» **DIRECTIONS FOR THIS TASK**
Write out the entire listing below exactly as it appears, minus any pictures.

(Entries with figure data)
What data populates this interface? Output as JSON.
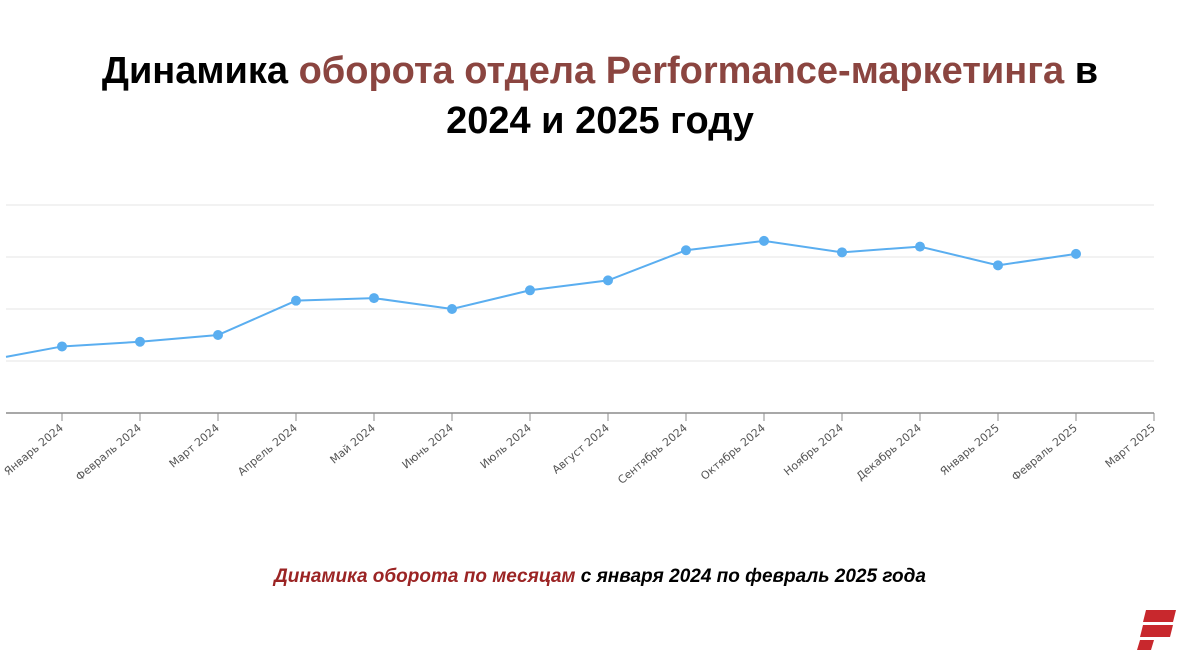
{
  "title": {
    "part1": "Динамика ",
    "accent": "оборота отдела Performance-маркетинга",
    "part2": " в",
    "line2": "2024 и 2025 году"
  },
  "caption": {
    "accent": "Динамика оборота по месяцам",
    "rest": " с января 2024 по февраль 2025 года"
  },
  "colors": {
    "line": "#5aaef0",
    "title_accent": "#8b4540",
    "caption_accent": "#9b2424",
    "logo": "#c8282d"
  },
  "logo_icon": "brand-logo-icon",
  "chart_data": {
    "type": "line",
    "title": "",
    "xlabel": "",
    "ylabel": "",
    "grid": true,
    "ylim": [
      0,
      4
    ],
    "categories": [
      "Январь 2024",
      "Февраль 2024",
      "Март 2024",
      "Апрель 2024",
      "Май 2024",
      "Июнь 2024",
      "Июль 2024",
      "Август 2024",
      "Сентябрь 2024",
      "Октябрь 2024",
      "Ноябрь 2024",
      "Декабрь 2024",
      "Январь 2025",
      "Февраль 2025",
      "Март 2025"
    ],
    "series": [
      {
        "values": [
          1.28,
          1.37,
          1.5,
          2.16,
          2.21,
          2.0,
          2.36,
          2.55,
          3.13,
          3.31,
          3.09,
          3.2,
          2.84,
          3.06,
          null
        ]
      }
    ],
    "leading_value": 1.08
  }
}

» **WRITTEN SOLUTION**
What data populates this interface? Output as JSON.
{
  "title": {
    "part1": "Динамика ",
    "accent": "оборота отдела Performance-маркетинга",
    "part2": " в",
    "line2": "2024 и 2025 году"
  },
  "caption": {
    "accent": "Динамика оборота по месяцам",
    "rest": " с января 2024 по февраль 2025 года"
  },
  "colors": {
    "line": "#5aaef0",
    "title_accent": "#8b4540",
    "caption_accent": "#9b2424",
    "logo": "#c8282d"
  },
  "logo_icon": "brand-logo-icon",
  "chart_data": {
    "type": "line",
    "title": "",
    "xlabel": "",
    "ylabel": "",
    "grid": true,
    "ylim": [
      0,
      4
    ],
    "categories": [
      "Январь 2024",
      "Февраль 2024",
      "Март 2024",
      "Апрель 2024",
      "Май 2024",
      "Июнь 2024",
      "Июль 2024",
      "Август 2024",
      "Сентябрь 2024",
      "Октябрь 2024",
      "Ноябрь 2024",
      "Декабрь 2024",
      "Январь 2025",
      "Февраль 2025",
      "Март 2025"
    ],
    "series": [
      {
        "values": [
          1.28,
          1.37,
          1.5,
          2.16,
          2.21,
          2.0,
          2.36,
          2.55,
          3.13,
          3.31,
          3.09,
          3.2,
          2.84,
          3.06,
          null
        ]
      }
    ],
    "leading_value": 1.08
  }
}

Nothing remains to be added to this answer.